------ Record set ------

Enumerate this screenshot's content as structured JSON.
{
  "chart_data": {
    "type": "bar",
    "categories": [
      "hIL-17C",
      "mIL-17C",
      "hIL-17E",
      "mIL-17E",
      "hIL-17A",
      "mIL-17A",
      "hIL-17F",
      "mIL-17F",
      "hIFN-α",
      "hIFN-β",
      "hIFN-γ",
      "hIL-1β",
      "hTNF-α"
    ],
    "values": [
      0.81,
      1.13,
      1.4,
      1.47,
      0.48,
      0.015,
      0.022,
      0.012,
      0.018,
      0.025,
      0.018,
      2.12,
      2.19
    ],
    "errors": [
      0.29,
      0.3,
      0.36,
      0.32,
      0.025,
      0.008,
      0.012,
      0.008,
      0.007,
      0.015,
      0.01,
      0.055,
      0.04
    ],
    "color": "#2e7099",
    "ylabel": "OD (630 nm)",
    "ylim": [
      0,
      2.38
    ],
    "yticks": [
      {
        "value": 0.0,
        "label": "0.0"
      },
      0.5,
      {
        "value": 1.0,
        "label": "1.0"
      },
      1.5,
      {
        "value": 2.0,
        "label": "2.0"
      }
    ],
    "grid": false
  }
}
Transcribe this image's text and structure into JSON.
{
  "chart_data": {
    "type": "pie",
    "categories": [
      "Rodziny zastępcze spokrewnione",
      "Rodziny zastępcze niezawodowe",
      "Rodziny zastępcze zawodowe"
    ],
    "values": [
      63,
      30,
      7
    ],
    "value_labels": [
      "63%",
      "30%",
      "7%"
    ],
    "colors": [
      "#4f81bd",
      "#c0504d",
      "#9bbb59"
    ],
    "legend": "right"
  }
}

------

▶ Exercise brief
From the listing above, pick out every line containing "JSON".

▶ The answer
Enumerate this screenshot's content as structured JSON.
Transcribe this image's text and structure into JSON.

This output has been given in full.